## Data excerpts
◆ ◆ ◆

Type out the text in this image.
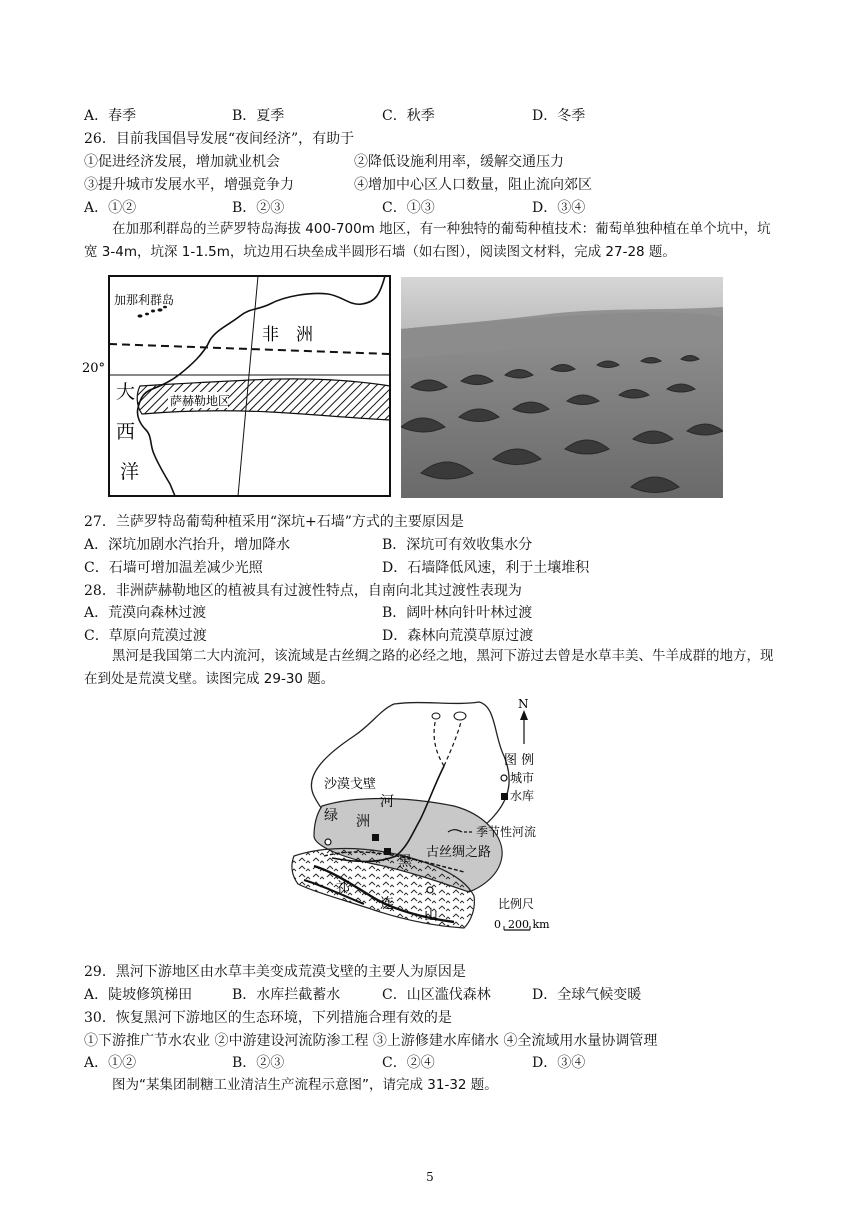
A．春季	B．夏季	C．秋季	D．冬季
26．目前我国倡导发展“夜间经济”，有助于
①促进经济发展，增加就业机会	②降低设施利用率，缓解交通压力
③提升城市发展水平，增强竞争力	④增加中心区人口数量，阻止流向郊区
A．①②	B．②③	C．①③	D．③④
在加那利群岛的兰萨罗特岛海拔 400-700m 地区，有一种独特的葡萄种植技术：葡萄单独种植在单个坑中，坑宽 3-4m，坑深 1-1.5m，坑边用石块垒成半圆形石墙（如右图），阅读图文材料，完成 27-28 题。
加那利群岛
非　洲
20°
大
西
洋
萨赫勒地区
27．兰萨罗特岛葡萄种植采用“深坑+石墙”方式的主要原因是
A．深坑加剧水汽抬升，增加降水	B．深坑可有效收集水分
C．石墙可增加温差减少光照	D．石墙降低风速，利于土壤堆积
28．非洲萨赫勒地区的植被具有过渡性特点，自南向北其过渡性表现为
A．荒漠向森林过渡	B．阔叶林向针叶林过渡
C．草原向荒漠过渡	D．森林向荒漠草原过渡
黑河是我国第二大内流河，该流域是古丝绸之路的必经之地，黑河下游过去曾是水草丰美、牛羊成群的地方，现在到处是荒漠戈壁。读图完成 29-30 题。
沙漠戈壁
河
绿 洲
黑
古丝绸之路
祁
连
山
N
图 例
城市
水库
季节性河流
比例尺
0 200 km
29．黑河下游地区由水草丰美变成荒漠戈壁的主要人为原因是
A．陡坡修筑梯田	B．水库拦截蓄水	C．山区滥伐森林	D．全球气候变暖
30．恢复黑河下游地区的生态环境，下列措施合理有效的是
①下游推广节水农业 ②中游建设河流防渗工程 ③上游修建水库储水 ④全流域用水量协调管理
A．①②	B．②③	C．②④	D．③④
图为“某集团制糖工业清洁生产流程示意图”，请完成 31-32 题。
5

◆ ◆ ◆

## Exercise goal
Your task is an exact transcription of all the data, minus the pictures.

## Exercise solution
Type out the text in this image.
A．春季	B．夏季	C．秋季	D．冬季
26．目前我国倡导发展“夜间经济”，有助于
①促进经济发展，增加就业机会	②降低设施利用率，缓解交通压力
③提升城市发展水平，增强竞争力	④增加中心区人口数量，阻止流向郊区
A．①②	B．②③	C．①③	D．③④
在加那利群岛的兰萨罗特岛海拔 400-700m 地区，有一种独特的葡萄种植技术：葡萄单独种植在单个坑中，坑宽 3-4m，坑深 1-1.5m，坑边用石块垒成半圆形石墙（如右图），阅读图文材料，完成 27-28 题。
加那利群岛
非　洲
20°
大
西
洋
萨赫勒地区
27．兰萨罗特岛葡萄种植采用“深坑+石墙”方式的主要原因是
A．深坑加剧水汽抬升，增加降水	B．深坑可有效收集水分
C．石墙可增加温差减少光照	D．石墙降低风速，利于土壤堆积
28．非洲萨赫勒地区的植被具有过渡性特点，自南向北其过渡性表现为
A．荒漠向森林过渡	B．阔叶林向针叶林过渡
C．草原向荒漠过渡	D．森林向荒漠草原过渡
黑河是我国第二大内流河，该流域是古丝绸之路的必经之地，黑河下游过去曾是水草丰美、牛羊成群的地方，现在到处是荒漠戈壁。读图完成 29-30 题。
沙漠戈壁
河
绿 洲
黑
古丝绸之路
祁
连
山
N
图 例
城市
水库
季节性河流
比例尺
0 200 km
29．黑河下游地区由水草丰美变成荒漠戈壁的主要人为原因是
A．陡坡修筑梯田	B．水库拦截蓄水	C．山区滥伐森林	D．全球气候变暖
30．恢复黑河下游地区的生态环境，下列措施合理有效的是
①下游推广节水农业 ②中游建设河流防渗工程 ③上游修建水库储水 ④全流域用水量协调管理
A．①②	B．②③	C．②④	D．③④
图为“某集团制糖工业清洁生产流程示意图”，请完成 31-32 题。
5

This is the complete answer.